## Begin DATA SHOWN

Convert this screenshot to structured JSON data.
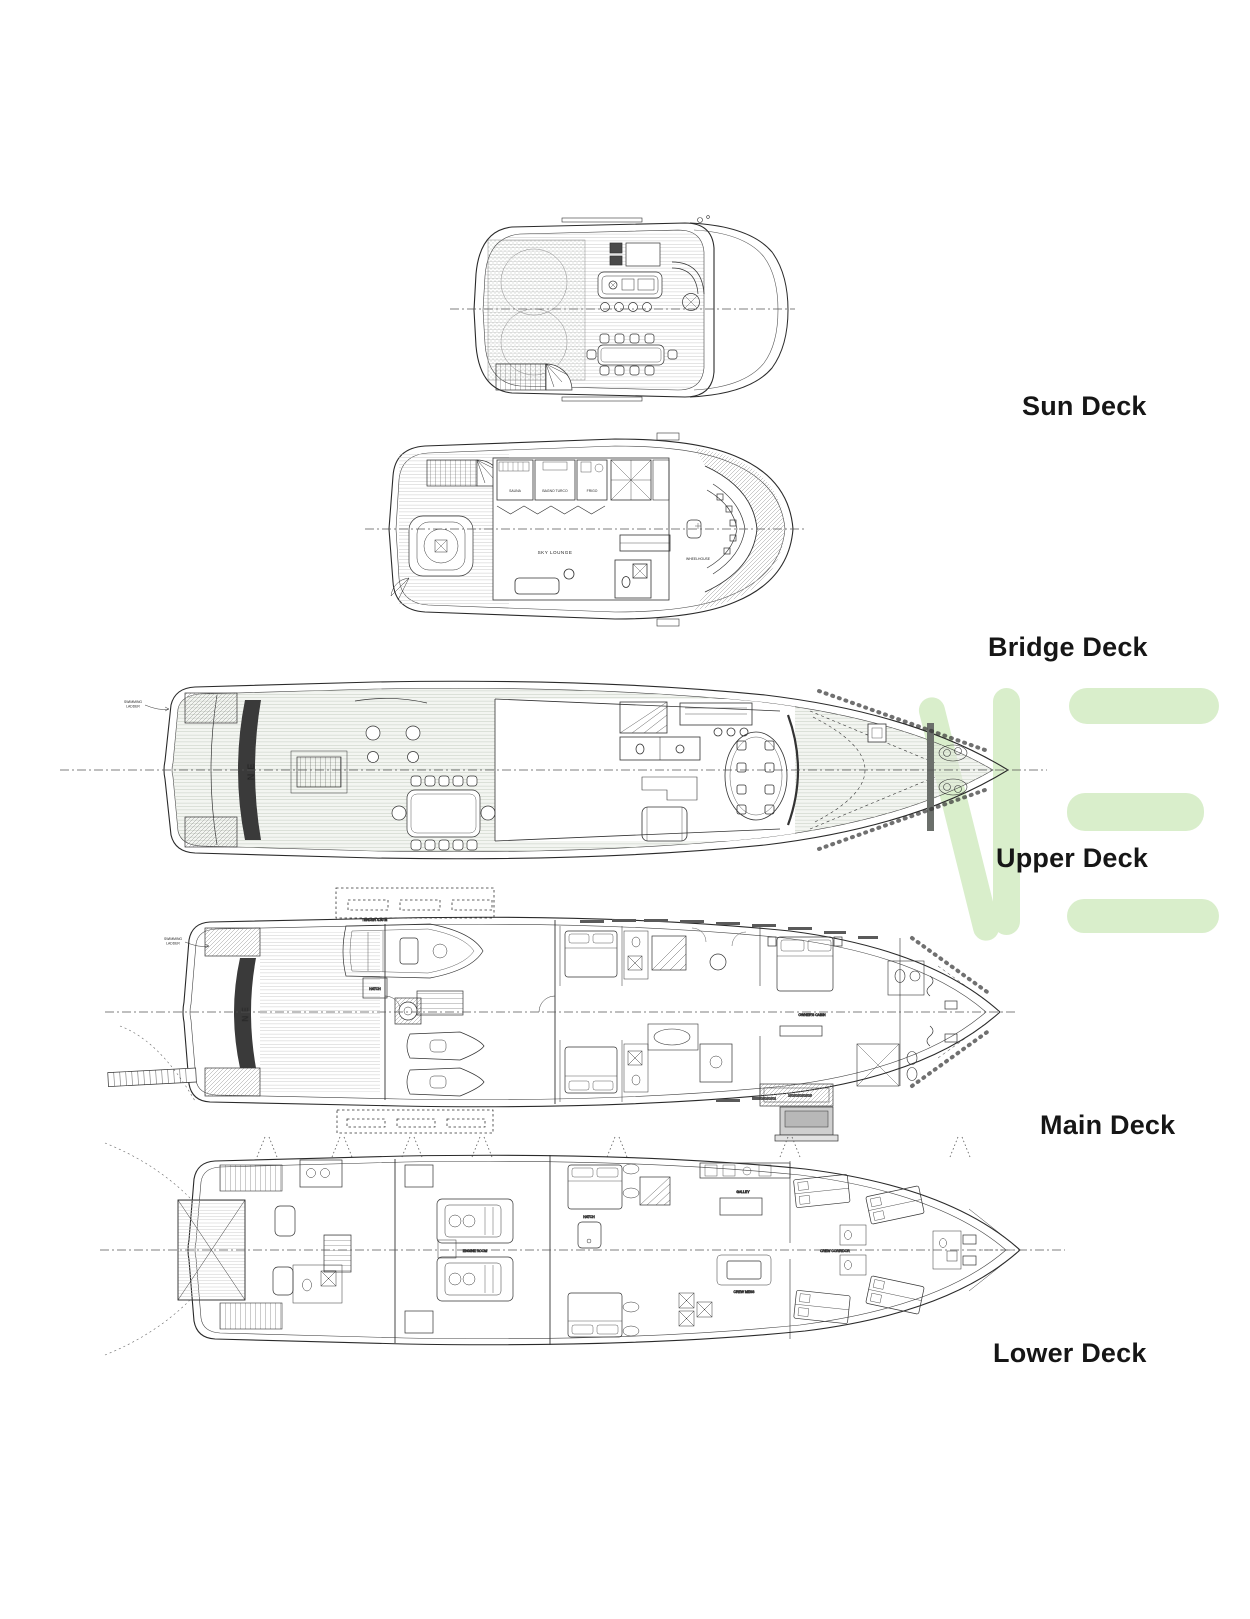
{
  "watermark": {
    "color": "#d9eecb"
  },
  "yacht_name": "NE",
  "decks": [
    {
      "name": "Sun Deck"
    },
    {
      "name": "Bridge Deck",
      "rooms": {
        "sauna": "SAUNA",
        "turkish_bath": "BAGNO TURCO",
        "fridge": "FRIGO",
        "sky_lounge": "SKY LOUNGE",
        "wheelhouse": "WHEELHOUSE"
      }
    },
    {
      "name": "Upper Deck",
      "annotations": {
        "ladder_l1": "SWIMMING",
        "ladder_l2": "LADDER"
      }
    },
    {
      "name": "Main Deck",
      "rooms": {
        "tender": "TENDER 4.50 m",
        "hatch": "HATCH",
        "owners_cabin": "OWNER'S CABIN"
      },
      "annotations": {
        "ladder_l1": "SWIMMING",
        "ladder_l2": "LADDER"
      }
    },
    {
      "name": "Lower Deck",
      "rooms": {
        "engine_room": "ENGINE ROOM",
        "hatch": "HATCH",
        "galley": "GALLEY",
        "crew_mess": "CREW MESS",
        "crew_corridor": "CREW CORRIDOR"
      }
    }
  ]
}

## End DATA SHOWN

▶ **WORK TO DO**
Without the pictures, return the entries exactly as they appear.

▶ **THE RESPONSE**
Convert this screenshot to structured JSON data.
{
  "watermark": {
    "color": "#d9eecb"
  },
  "yacht_name": "NE",
  "decks": [
    {
      "name": "Sun Deck"
    },
    {
      "name": "Bridge Deck",
      "rooms": {
        "sauna": "SAUNA",
        "turkish_bath": "BAGNO TURCO",
        "fridge": "FRIGO",
        "sky_lounge": "SKY LOUNGE",
        "wheelhouse": "WHEELHOUSE"
      }
    },
    {
      "name": "Upper Deck",
      "annotations": {
        "ladder_l1": "SWIMMING",
        "ladder_l2": "LADDER"
      }
    },
    {
      "name": "Main Deck",
      "rooms": {
        "tender": "TENDER 4.50 m",
        "hatch": "HATCH",
        "owners_cabin": "OWNER'S CABIN"
      },
      "annotations": {
        "ladder_l1": "SWIMMING",
        "ladder_l2": "LADDER"
      }
    },
    {
      "name": "Lower Deck",
      "rooms": {
        "engine_room": "ENGINE ROOM",
        "hatch": "HATCH",
        "galley": "GALLEY",
        "crew_mess": "CREW MESS",
        "crew_corridor": "CREW CORRIDOR"
      }
    }
  ]
}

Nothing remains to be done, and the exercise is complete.